### [Task brief]
Select the lines that hold the word "años" and copy each one.

### [Dataset records]

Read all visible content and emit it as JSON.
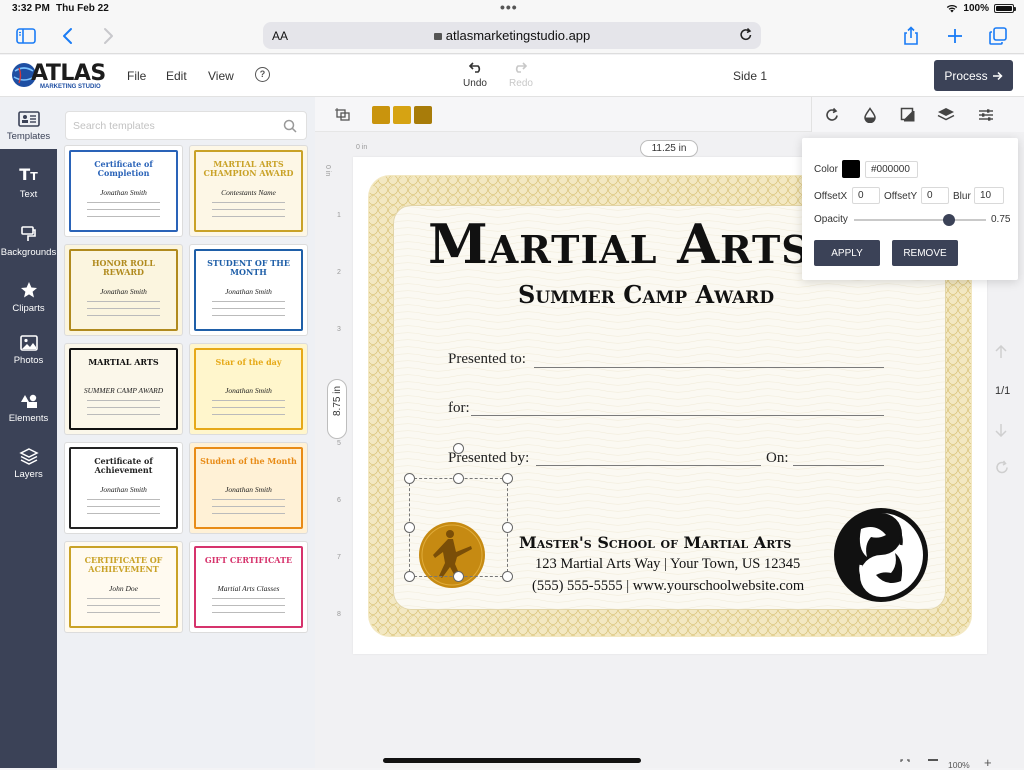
{
  "status_bar": {
    "time": "3:32 PM",
    "date": "Thu Feb 22",
    "battery": "100%"
  },
  "browser": {
    "text_size_label": "AA",
    "url": "atlasmarketingstudio.app"
  },
  "app": {
    "logo_text": "ATLAS",
    "logo_subtext": "MARKETING STUDIO",
    "menu": [
      "File",
      "Edit",
      "View"
    ],
    "undo_label": "Undo",
    "redo_label": "Redo",
    "side_label": "Side 1",
    "process_label": "Process"
  },
  "left_nav": [
    {
      "label": "Templates",
      "icon": "templates-icon"
    },
    {
      "label": "Text",
      "icon": "text-icon"
    },
    {
      "label": "Backgrounds",
      "icon": "backgrounds-icon"
    },
    {
      "label": "Cliparts",
      "icon": "star-icon"
    },
    {
      "label": "Photos",
      "icon": "photo-icon"
    },
    {
      "label": "Elements",
      "icon": "shapes-icon"
    },
    {
      "label": "Layers",
      "icon": "layers-icon"
    }
  ],
  "templates_panel": {
    "search_placeholder": "Search templates",
    "items": [
      {
        "title": "Certificate of Completion",
        "name": "Jonathan Smith",
        "accent": "#2a63b8",
        "bg": "#ffffff"
      },
      {
        "title": "MARTIAL ARTS CHAMPION AWARD",
        "name": "Contestants Name",
        "accent": "#c9a227",
        "bg": "#fdf7e6"
      },
      {
        "title": "HONOR ROLL REWARD",
        "name": "Jonathan Smith",
        "accent": "#b08a1e",
        "bg": "#fbf5df"
      },
      {
        "title": "STUDENT OF THE MONTH",
        "name": "Jonathan Smith",
        "accent": "#1f5fa8",
        "bg": "#ffffff"
      },
      {
        "title": "MARTIAL ARTS",
        "name": "SUMMER CAMP AWARD",
        "accent": "#111111",
        "bg": "#fbf7ea"
      },
      {
        "title": "Star of the day",
        "name": "Jonathan Smith",
        "accent": "#e6a917",
        "bg": "#fff6cc"
      },
      {
        "title": "Certificate of Achievement",
        "name": "Jonathan Smith",
        "accent": "#222222",
        "bg": "#ffffff"
      },
      {
        "title": "Student of the Month",
        "name": "Jonathan Smith",
        "accent": "#e88b16",
        "bg": "#fff1d6"
      },
      {
        "title": "CERTIFICATE OF ACHIEVEMENT",
        "name": "John Doe",
        "accent": "#c9a227",
        "bg": "#fffaf0"
      },
      {
        "title": "GIFT CERTIFICATE",
        "name": "Martial Arts Classes",
        "accent": "#d6336c",
        "bg": "#ffffff"
      }
    ]
  },
  "toolbar": {
    "swatches": [
      "#c9940d",
      "#d6a313",
      "#a87c0a"
    ]
  },
  "canvas": {
    "width_label": "11.25 in",
    "height_label": "8.75 in",
    "ruler_h_zero": "0 in",
    "ruler_v_zero": "0 in",
    "ruler_v_marks": [
      "1",
      "2",
      "3",
      "4",
      "5",
      "6",
      "7",
      "8"
    ],
    "page_indicator": "1/1",
    "zoom": "100%"
  },
  "certificate": {
    "title": "Martial Arts",
    "subtitle": "Summer Camp Award",
    "presented_to": "Presented to:",
    "for": "for:",
    "presented_by": "Presented by:",
    "on": "On:",
    "school_name": "Master's School of Martial Arts",
    "address": "123 Martial Arts Way | Your Town, US 12345",
    "contact": "(555) 555-5555 | www.yourschoolwebsite.com",
    "seal_color": "#c68a12"
  },
  "shadow_panel": {
    "color_label": "Color",
    "color_value": "#000000",
    "offset_x_label": "OffsetX",
    "offset_x": "0",
    "offset_y_label": "OffsetY",
    "offset_y": "0",
    "blur_label": "Blur",
    "blur": "10",
    "opacity_label": "Opacity",
    "opacity": "0.75",
    "apply_label": "APPLY",
    "remove_label": "REMOVE"
  }
}
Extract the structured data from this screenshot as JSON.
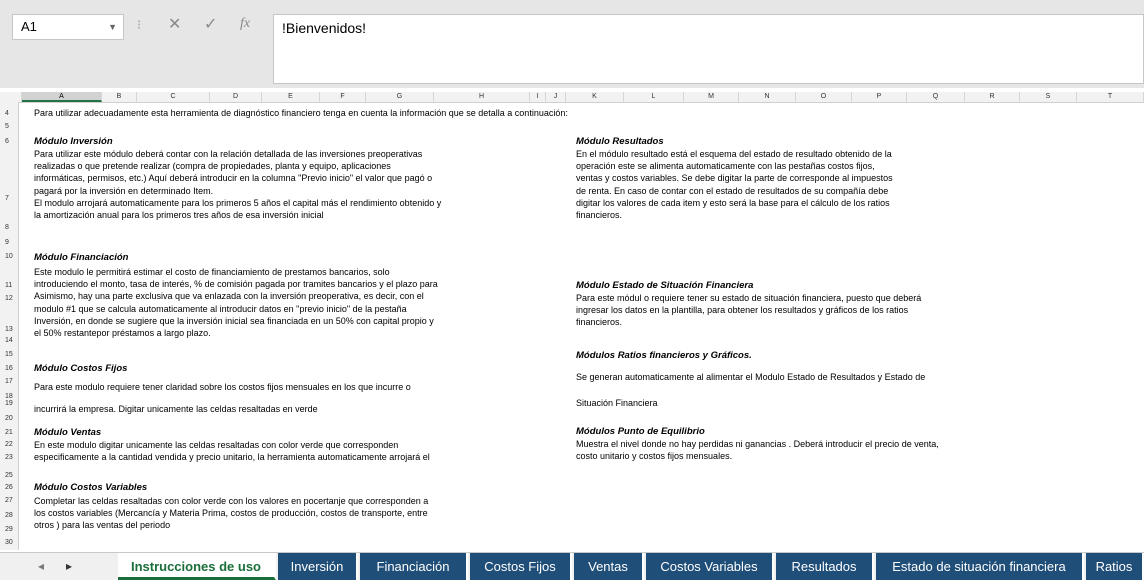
{
  "formula_bar": {
    "name_box": "A1",
    "cancel_icon": "✕",
    "enter_icon": "✓",
    "fx_icon": "fx",
    "content": "!Bienvenidos!"
  },
  "columns": [
    "A",
    "B",
    "C",
    "D",
    "E",
    "F",
    "G",
    "H",
    "I",
    "J",
    "K",
    "L",
    "M",
    "N",
    "O",
    "P",
    "Q",
    "R",
    "S",
    "T"
  ],
  "rows": [
    "4",
    "5",
    "6",
    "7",
    "8",
    "9",
    "10",
    "11",
    "12",
    "13",
    "14",
    "15",
    "16",
    "17",
    "18",
    "19",
    "20",
    "21",
    "22",
    "23",
    "25",
    "26",
    "27",
    "28",
    "29",
    "30"
  ],
  "intro": "Para utilizar adecuadamente esta herramienta de diagnóstico financiero tenga en cuenta la información que se detalla a continuación:",
  "left": {
    "inversion": {
      "title": "Módulo Inversión",
      "lines": [
        "Para utilizar este módulo deberá contar con la relación detallada de las inversiones preoperativas",
        "realizadas o que pretende realizar (compra de propiedades, planta y equipo, aplicaciones",
        "informáticas, permisos, etc.) Aquí deberá introducir en la columna \"Previo inicio\" el valor que pagó o",
        "pagará por la inversión en determinado Item.",
        "El modulo arrojará automaticamente para los primeros 5 años el capital más el rendimiento obtenido y",
        "la amortización anual para los primeros tres años de esa inversión inicial"
      ]
    },
    "financiacion": {
      "title": "Módulo Financiación",
      "lines": [
        "Este modulo le permitirá estimar el costo de financiamiento de prestamos bancarios, solo",
        "introduciendo el monto, tasa de interés, % de comisión pagada por tramites bancarios y el plazo para",
        "Asimismo, hay una parte exclusiva que va enlazada con la inversión preoperativa, es decir, con el",
        "modulo #1 que se calcula automaticamente al introducir datos en \"previo inicio\" de la pestaña",
        "Inversión, en donde se sugiere que la inversión inicial sea financiada en un 50% con capital propio y",
        "el 50% restantepor préstamos a largo plazo."
      ]
    },
    "costos_fijos": {
      "title": "Módulo Costos Fijos",
      "lines": [
        "Para este modulo requiere tener claridad sobre los costos fijos mensuales en los que incurre o",
        "incurrirá la empresa. Digitar unicamente las celdas resaltadas en verde"
      ]
    },
    "ventas": {
      "title": "Módulo Ventas",
      "lines": [
        "En este modulo digitar unicamente las celdas resaltadas con color verde que corresponden",
        "especificamente a la cantidad vendida y precio unitario, la herramienta automaticamente arrojará el"
      ]
    },
    "costos_variables": {
      "title": "Módulo Costos Variables",
      "lines": [
        "Completar las celdas resaltadas con color verde con los valores en pocertanje que corresponden a",
        "los costos variables (Mercancía y Materia Prima, costos de producción, costos de transporte, entre",
        "otros ) para las ventas del periodo"
      ]
    }
  },
  "right": {
    "resultados": {
      "title": "Módulo Resultados",
      "lines": [
        "En el módulo resultado está el esquema del estado de resultado obtenido de la",
        "operación este se alimenta automaticamente con las pestañas costos fijos,",
        "ventas y costos variables. Se debe digitar la parte de corresponde al impuestos",
        "de renta. En caso de contar con el estado de resultados de su compañía debe",
        "digitar los valores de cada item y esto será la base para el cálculo de los ratios",
        "financieros."
      ]
    },
    "estado_situacion": {
      "title": "Módulo Estado de Situación Financiera",
      "lines": [
        "Para este módul o requiere tener su estado de situación financiera, puesto que deberá",
        "ingresar los datos en la plantilla, para obtener los resultados y gráficos de los ratios",
        "financieros."
      ]
    },
    "ratios": {
      "title": "Módulos Ratios financieros y Gráficos.",
      "lines": [
        "Se generan automaticamente al alimentar el Modulo Estado de Resultados y Estado de",
        "Situación Financiera"
      ]
    },
    "equilibrio": {
      "title": "Módulos Punto de Equilibrio",
      "lines": [
        "Muestra el nivel donde no hay perdidas ni ganancias . Deberá introducir el precio de venta,",
        "costo unitario y costos fijos mensuales."
      ]
    }
  },
  "tabs": [
    "Instrucciones de uso",
    "Inversión",
    "Financiación",
    "Costos Fijos",
    "Ventas",
    "Costos Variables",
    "Resultados",
    "Estado de situación financiera",
    "Ratios"
  ],
  "nav": {
    "prev": "◂",
    "next": "▸"
  }
}
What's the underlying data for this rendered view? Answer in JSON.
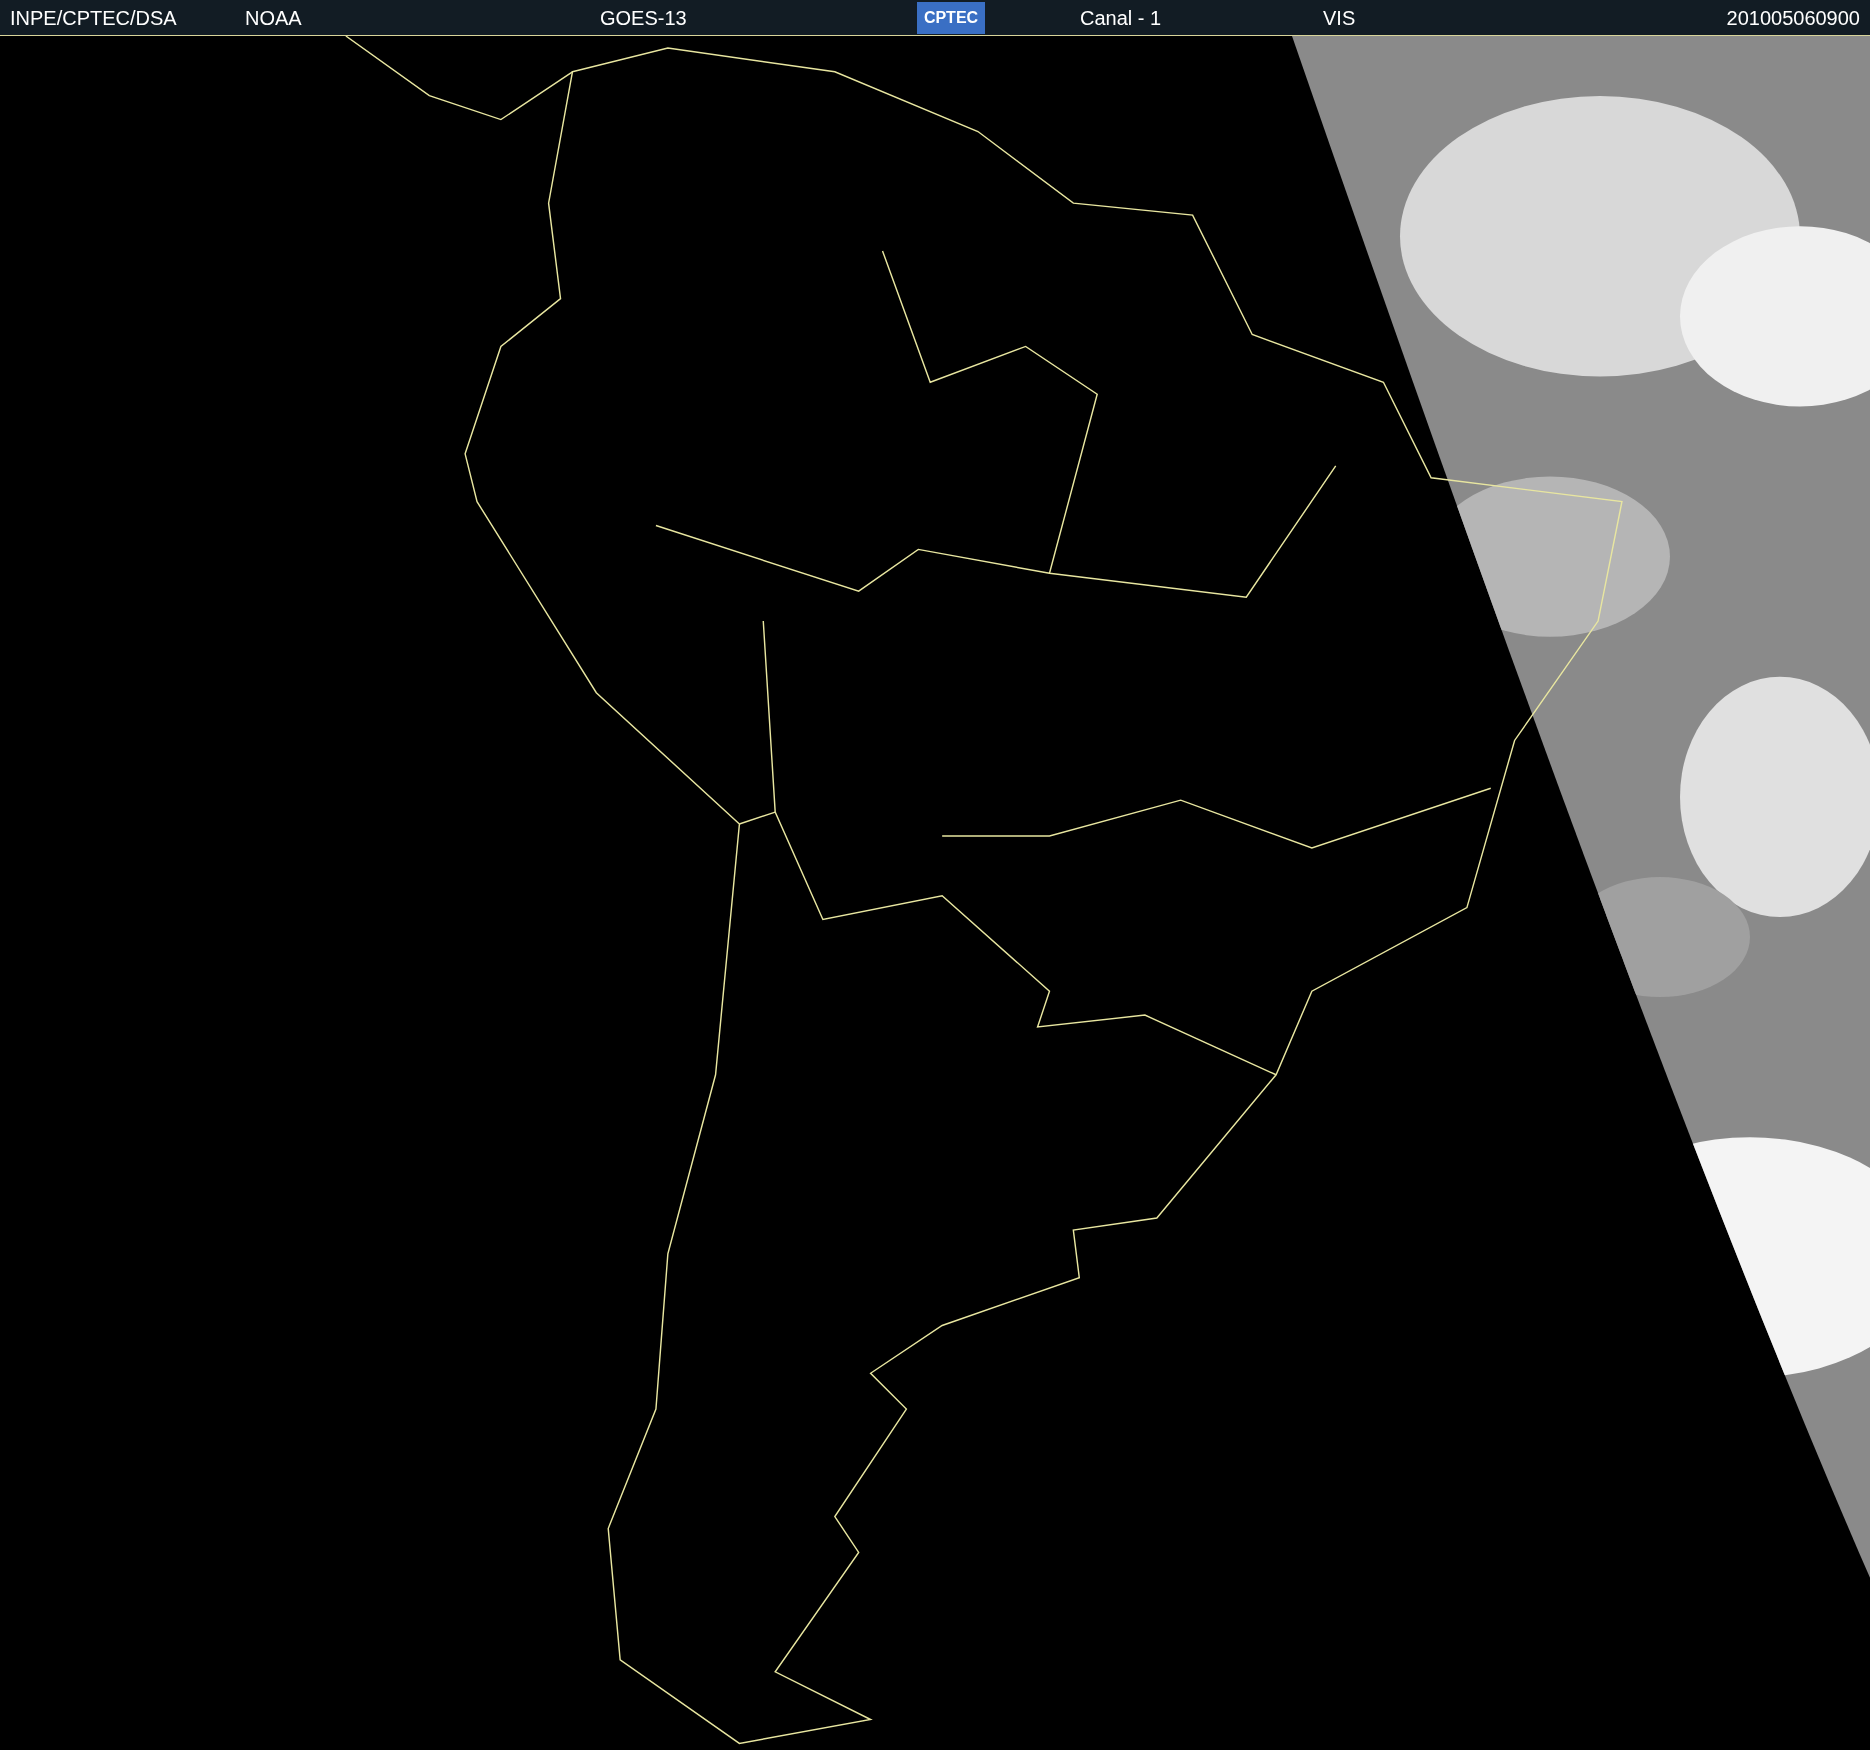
{
  "header": {
    "institution": "INPE/CPTEC/DSA",
    "agency": "NOAA",
    "satellite": "GOES-13",
    "logo": "CPTEC",
    "channel": "Canal - 1",
    "band": "VIS",
    "timestamp": "201005060900"
  }
}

### [The reply]
        "El modulo arrojará automaticamente para los primeros 5 años el capital más el rendimiento obtenido y",
        "la amortización anual para los primeros tres años de esa inversión inicial"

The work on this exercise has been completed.